→ Dataset items:
start

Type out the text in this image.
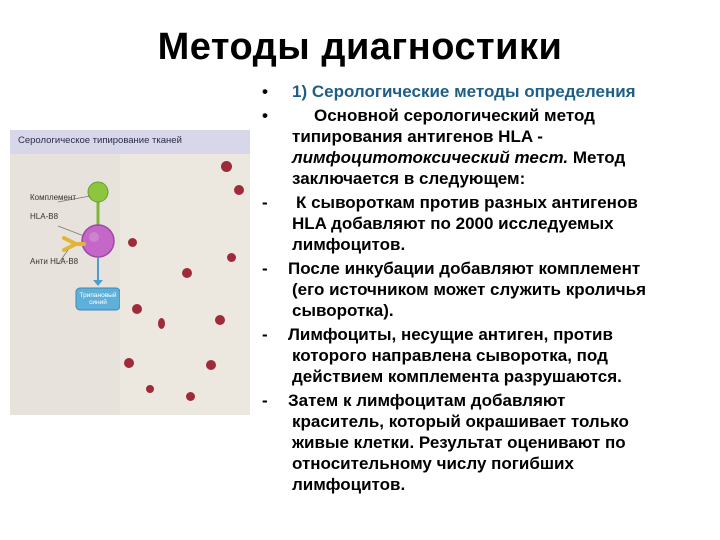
Методы диагностики
Серологическое типирование тканей
Комплемент
HLA-B8
Анти HLA-B8
Трипановый синий
•	1) Серологические методы определения
•	Основной серологический метод
типирования антигенов HLA -
лимфоцитотоксический тест. Метод
заключается в следующем:
-	К сывороткам против разных антигенов
HLA добавляют по 2000 исследуемых
лимфоцитов.
-	После инкубации добавляют комплемент
(его источником может служить кроличья
сыворотка).
-	Лимфоциты, несущие антиген, против
которого направлена сыворотка, под
действием комплемента разрушаются.
-	Затем к лимфоцитам добавляют
краситель, который окрашивает только
живые клетки. Результат оценивают по
относительному числу погибших
лимфоцитов.
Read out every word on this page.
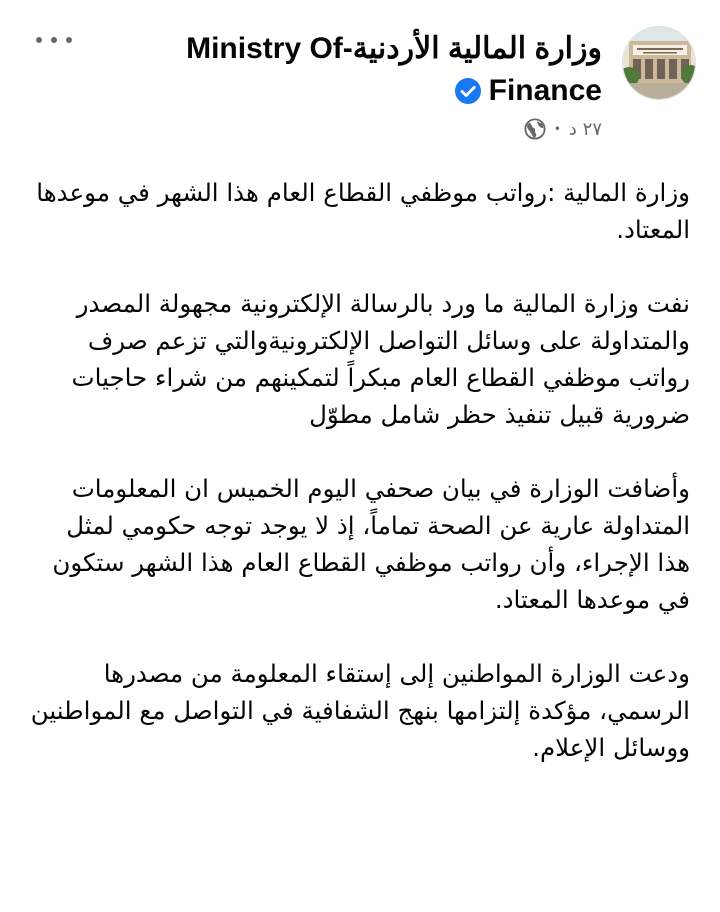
وزارة المالية الأردنية-Ministry Of
Finance
٢٧ د
•

وزارة المالية :رواتب موظفي القطاع العام هذا الشهر في موعدها المعتاد.

نفت وزارة المالية ما ورد بالرسالة الإلكترونية مجهولة المصدر والمتداولة على وسائل التواصل الإلكترونيةوالتي تزعم صرف رواتب موظفي القطاع العام مبكراً لتمكينهم من شراء حاجيات ضرورية قبيل تنفيذ حظر شامل مطوّل

وأضافت الوزارة في بيان صحفي اليوم الخميس ان المعلومات المتداولة عارية عن الصحة تماماً، إذ لا يوجد توجه حكومي لمثل هذا الإجراء، وأن رواتب موظفي القطاع العام هذا الشهر ستكون في موعدها المعتاد.

ودعت الوزارة المواطنين إلى إستقاء المعلومة من مصدرها الرسمي، مؤكدة إلتزامها بنهج الشفافية في التواصل مع المواطنين ووسائل الإعلام.
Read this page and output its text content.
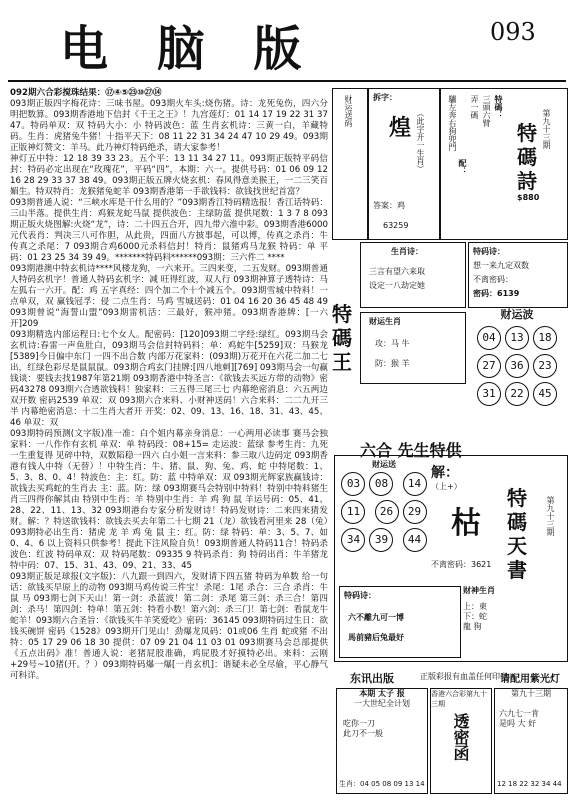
电 脑 版	093

092期六合彩搅珠结果：⑰④⑤㉓⑩㉗⑭

093期正版四字梅花诗：三味书屋。093期火车头:烧伤猪。诗：龙死兔伤，四六分明把数算。093期香港地下信封《千王之王》！九宫莲灯：01 14 17 19 22 31 37 47。特码单双：双 特码大小：小 特码波色：蓝 生肖玄机诗：三黄一白，羊藏特码。生肖：虎猪兔牛猪！十指平天下：08 11 22 31 34 24 47 10 29 49。093期正版神灯赞文：羊马。此乃神灯特码绝杀，请大家参考！

神灯五中特：12 18 39 33 23。五个平：13 11 34 27 11。093期正版特平码信封：特码必定出现在“玫瑰花”，平码“四”，本期：六一。提供号码：01 06 09 12 16 28 29 33 37 38 49。093期正版五牌火烧玄机：春风得意美猴王，一二三笑百媚生。特双特肖：龙猴猪兔蛇羊 093期香港第一手欲钱料：欲钱找世纪首富？

093期普通人说：“三峡水库是干什么用的？”093期香江特码精选报！香江话特码：三山半落。提供生肖：鸡猴龙蛇马鼠 提供波色：主绿防蓝 提供尾数：1 3 7 8 093期正版火烧图解:火烧“龙”，诗：二十四五合开，四九带六淮中彩。093期香港6000元代表肖：判决三八可作胆，从此贵，四面八方披事起，可以博，传真之杀肖：牛 传真之杀尾：7 093期合鸡6000元杀料信封！特肖：鼠猪鸡马龙猴 特码：单 平码：01 23 25 34 39 49。*******特码料******093期：三六件二 ****

093期港澳中特玄机诗****风楼龙狗，一六来开。三四来变，二五发财。093期普通人特码玄机字！普通人特码玄机字：减 旺得红波，双人行 093期神算子透特诗：马左狐右一六开。配：鸡 五字真经：四个加二个十个减五个。093期雪城中特料！一点单双，双 赢钱冠孚：侵 二点生肖：马鸡 雪城送码：01 04 16 20 36 45 48 49 093期曾说“海誓山盟”093期雷机活：三最好，猴冲猪。093期香港牌：[一六开]209

093期精选内部运程日:七个女人。配密码：[120]093期二字经:绿红。093期马会玄机诗:春雷一声鱼肚白，093期马会信封特码料：单：鸡蛇牛[5259]双：马猴龙[5389]今日偏中东门 一四不出合数 内部万花家料：(093期)万花开在六花二加二七出，红绿色彩尽是鼠鼠鼠。093期合鸡玄门挂牌:[四八地刺][769] 093期马会一句赢钱谈：要钱去找1987年第21期 093期香港中特圣言：《欲钱去买远方带的动物》密码43278 093期六合透欲钱料！独家料：三五得三尾三七 内幕绝密消息：六五两边双开数 密码2539 单双：双 093期六合来料、小财神送码！六合来料：二二九开三半 内幕绝密消息：十二生肖大者开 开奖：02、09、13、16、18、31、43、45、46 单双：双

093期特码预测(文字版)准一准：白个姐内幕亲身消息：一心两用必读事 赛马会独家料：一八作作有玄机 单双：单 特码段：08+15= 走运波：蓝绿 参考生肖：九死一生重复得 见碎中特，双数陷稳一四六 白小姐一言来料：参三取八边码定 093期香港有钱人中特（无替）！中特生肖：牛、猪、鼠、狗、兔、鸡、蛇 中特尾数：1、5、3、8、0、4！特波色：主：红。防：蓝 中特单双：双 093期光辉家族赢钱诗：欲钱去买鸡蛇的生肖去 主：蓝。防：绿 093期赛马会特别中特料！特别中特料猪生肖三四得你解其由 特别中生肖：羊 特别中生肖：羊 鸡 狗 鼠 羊运号码：05、41、28、22、11、13、32 093期港台专家分析发财诗！特码发财诗：二来四来猜发财。解：？特送欲钱料：欲钱去买去年第二十七期 21（龙）欲钱看河里来 28（兔）093期特必出生肖：猪虎 龙 羊 鸡 兔 鼠 主：红。防：绿 特码：单：3、5、7、如0、4、6 以上资料只供参考！提此下注风险自负！093期普通人特码11合！特码杀波色：红波 特码单双：双 特码尾数：09335 9 特码杀肖：狗 特码出肖：牛羊猪龙 特中码：07、15、31、43、09、21、33、45

093期正版足球报(文字版)：八九跟一到四六，发财请下四五猪 特码为单数 给一句话：欲钱买早原上的动物 093期马鸡传说三件宝！杀尾：1尾 杀合：三合 杀肖：牛 鼠 马 093期七剑下天山！第一剑：杀蓝波！第二剑：杀尾 第三剑：杀三合！第四剑：杀马！第四剑：特单！第五剑：特看小数！第六剑：杀三门！第七剑：看鼠龙牛蛇羊！093期六合圣旨：《欲钱买牛羊笑爱吃》密码：36145 093期特码过生日：欲钱买碗饼 密码《1528》093期开门见山！劲爆龙凤码：01或06 生肖 蛇或猪 不出特：05 17 29 06 18 30 提供：07 09 21 04 11 03 01 093期赛马会总部提供《五点出码》准！普通人说：老猪屁股准确，鸡屁股才好摸特必出。来料：云刚+29号~10猪(开。？）093期特码爆一爆[一肖玄机]：谐疑未必全尽偷，平心静气可科详。

财运送码	拆字：
煌 （此字开一生肖）
答案：鸡
63259
特
碼
詩
$880
第九十三期
特碼：
三頭六臂
弄一碼
配：
驢左奔右狗兜門
特
碼
王
生肖诗：
三言有望六来取
设定一八劫定她
财运生肖
攻：马 牛
防：猴 羊
特码诗：
想一来九定双数
不离密码：
密码：6139
财运波
04 13 18 27 36 23 31 22 45
六合 先生特供
财运送
03 08 1411 26 29 34 39 44
解：
（上+）
枯
不离密码：3621
特碼天書
第九十三期
特码诗：
六不離九可一博
馬前豬后兔最好
财神生肖
上：東
下：蛇
龍 狗
东讯出版	正版彩报有血盖任何印章
请配用紫光灯
本期 太子 报
一大世纪全计划
吃你一刀
此刀不一般
生肖：04 05 08 09 13 14
香港六合彩第九十三期
透密函
第九十三期
六九七一肯
是吗 大 好
12 18 22 32 34 44
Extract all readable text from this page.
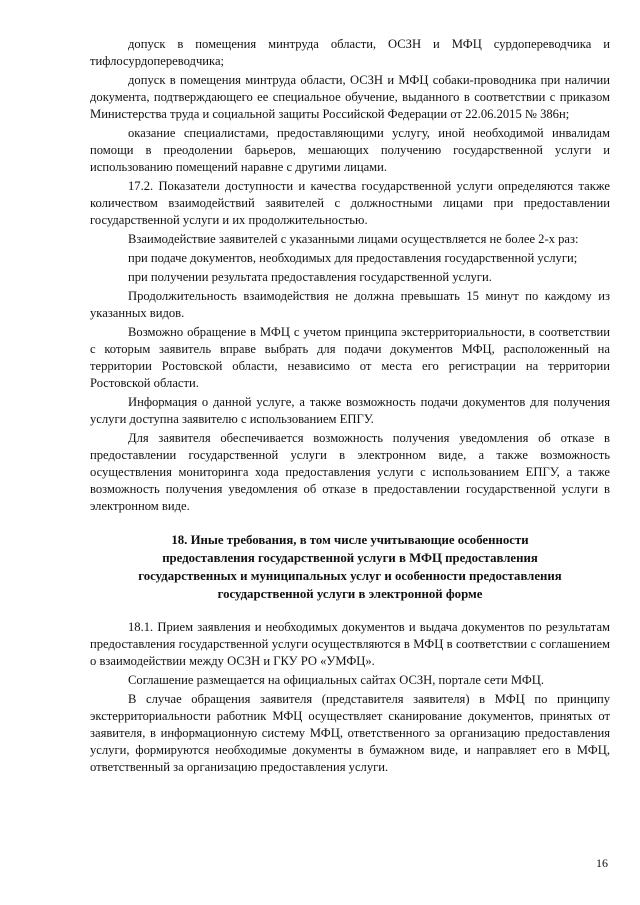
допуск в помещения минтруда области, ОСЗН и МФЦ сурдопереводчика и тифлосурдопереводчика;

допуск в помещения минтруда области, ОСЗН и МФЦ собаки-проводника при наличии документа, подтверждающего ее специальное обучение, выданного в соответствии с приказом Министерства труда и социальной защиты Российской Федерации от 22.06.2015 № 386н;

оказание специалистами, предоставляющими услугу, иной необходимой инвалидам помощи в преодолении барьеров, мешающих получению государственной услуги и использованию помещений наравне с другими лицами.

17.2. Показатели доступности и качества государственной услуги определяются также количеством взаимодействий заявителей с должностными лицами при предоставлении государственной услуги и их продолжительностью.

Взаимодействие заявителей с указанными лицами осуществляется не более 2-х раз:

при подаче документов, необходимых для предоставления государственной услуги;

при получении результата предоставления государственной услуги.

Продолжительность взаимодействия не должна превышать 15 минут по каждому из указанных видов.

Возможно обращение в МФЦ с учетом принципа экстерриториальности, в соответствии с которым заявитель вправе выбрать для подачи документов МФЦ, расположенный на территории Ростовской области, независимо от места его регистрации на территории Ростовской области.

Информация о данной услуге, а также возможность подачи документов для получения услуги доступна заявителю с использованием ЕПГУ.

Для заявителя обеспечивается возможность получения уведомления об отказе в предоставлении государственной услуги в электронном виде, а также возможность осуществления мониторинга хода предоставления услуги с использованием ЕПГУ, а также возможность получения уведомления об отказе в предоставлении государственной услуги в электронном виде.

18. Иные требования, в том числе учитывающие особенности
предоставления государственной услуги в МФЦ предоставления
государственных и муниципальных услуг и особенности предоставления
государственной услуги в электронной форме

18.1. Прием заявления и необходимых документов и выдача документов по результатам предоставления государственной услуги осуществляются в МФЦ в соответствии с соглашением о взаимодействии между ОСЗН и ГКУ РО «УМФЦ».

Соглашение размещается на официальных сайтах ОСЗН, портале сети МФЦ.

В случае обращения заявителя (представителя заявителя) в МФЦ по принципу экстерриториальности работник МФЦ осуществляет сканирование документов, принятых от заявителя, в информационную систему МФЦ, ответственного за организацию предоставления услуги, формируются необходимые документы в бумажном виде, и направляет его в МФЦ, ответственный за организацию предоставления услуги.

16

end

Search the lines above for the string "التواصل" and copy each line that has it.

نفت وزارة المالية ما ورد بالرسالة الإلكترونية مجهولة المصدر والمتداولة على وسائل التواصل الإلكترونيةوالتي تزعم صرف رواتب موظفي القطاع العام مبكراً لتمكينهم من شراء حاجيات ضرورية قبيل تنفيذ حظر شامل مطوّل
ودعت الوزارة المواطنين إلى إستقاء المعلومة من مصدرها الرسمي، مؤكدة إلتزامها بنهج الشفافية في التواصل مع المواطنين ووسائل الإعلام.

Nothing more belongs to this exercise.